__YOUR INSTRUCTIONS__: Reproduce the data in its entirety, exactly as supplied.

__INPUT__:

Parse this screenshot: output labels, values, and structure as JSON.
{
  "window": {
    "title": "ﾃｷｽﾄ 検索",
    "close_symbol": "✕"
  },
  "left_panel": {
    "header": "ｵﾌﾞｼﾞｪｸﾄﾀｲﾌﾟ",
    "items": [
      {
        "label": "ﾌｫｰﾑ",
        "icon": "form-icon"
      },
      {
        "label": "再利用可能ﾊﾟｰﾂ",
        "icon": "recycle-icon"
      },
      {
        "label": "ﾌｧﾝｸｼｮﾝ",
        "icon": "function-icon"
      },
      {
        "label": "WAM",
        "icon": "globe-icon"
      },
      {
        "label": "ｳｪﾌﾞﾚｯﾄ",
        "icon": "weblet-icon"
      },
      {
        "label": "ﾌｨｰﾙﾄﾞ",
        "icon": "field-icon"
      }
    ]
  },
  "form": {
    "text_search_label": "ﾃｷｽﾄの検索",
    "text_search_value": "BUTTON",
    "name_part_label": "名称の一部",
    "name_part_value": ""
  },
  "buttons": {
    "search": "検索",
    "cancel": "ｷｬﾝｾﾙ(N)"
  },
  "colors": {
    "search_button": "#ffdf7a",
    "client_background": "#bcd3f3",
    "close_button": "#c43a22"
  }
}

__PROBLEM SOLUTION__:
Parse this screenshot: output labels, values, and structure as JSON.
{
  "window": {
    "title": "ﾃｷｽﾄ 検索",
    "close_symbol": "✕"
  },
  "left_panel": {
    "header": "ｵﾌﾞｼﾞｪｸﾄﾀｲﾌﾟ",
    "items": [
      {
        "label": "ﾌｫｰﾑ",
        "icon": "form-icon"
      },
      {
        "label": "再利用可能ﾊﾟｰﾂ",
        "icon": "recycle-icon"
      },
      {
        "label": "ﾌｧﾝｸｼｮﾝ",
        "icon": "function-icon"
      },
      {
        "label": "WAM",
        "icon": "globe-icon"
      },
      {
        "label": "ｳｪﾌﾞﾚｯﾄ",
        "icon": "weblet-icon"
      },
      {
        "label": "ﾌｨｰﾙﾄﾞ",
        "icon": "field-icon"
      }
    ]
  },
  "form": {
    "text_search_label": "ﾃｷｽﾄの検索",
    "text_search_value": "BUTTON",
    "name_part_label": "名称の一部",
    "name_part_value": ""
  },
  "buttons": {
    "search": "検索",
    "cancel": "ｷｬﾝｾﾙ(N)"
  },
  "colors": {
    "search_button": "#ffdf7a",
    "client_background": "#bcd3f3",
    "close_button": "#c43a22"
  }
}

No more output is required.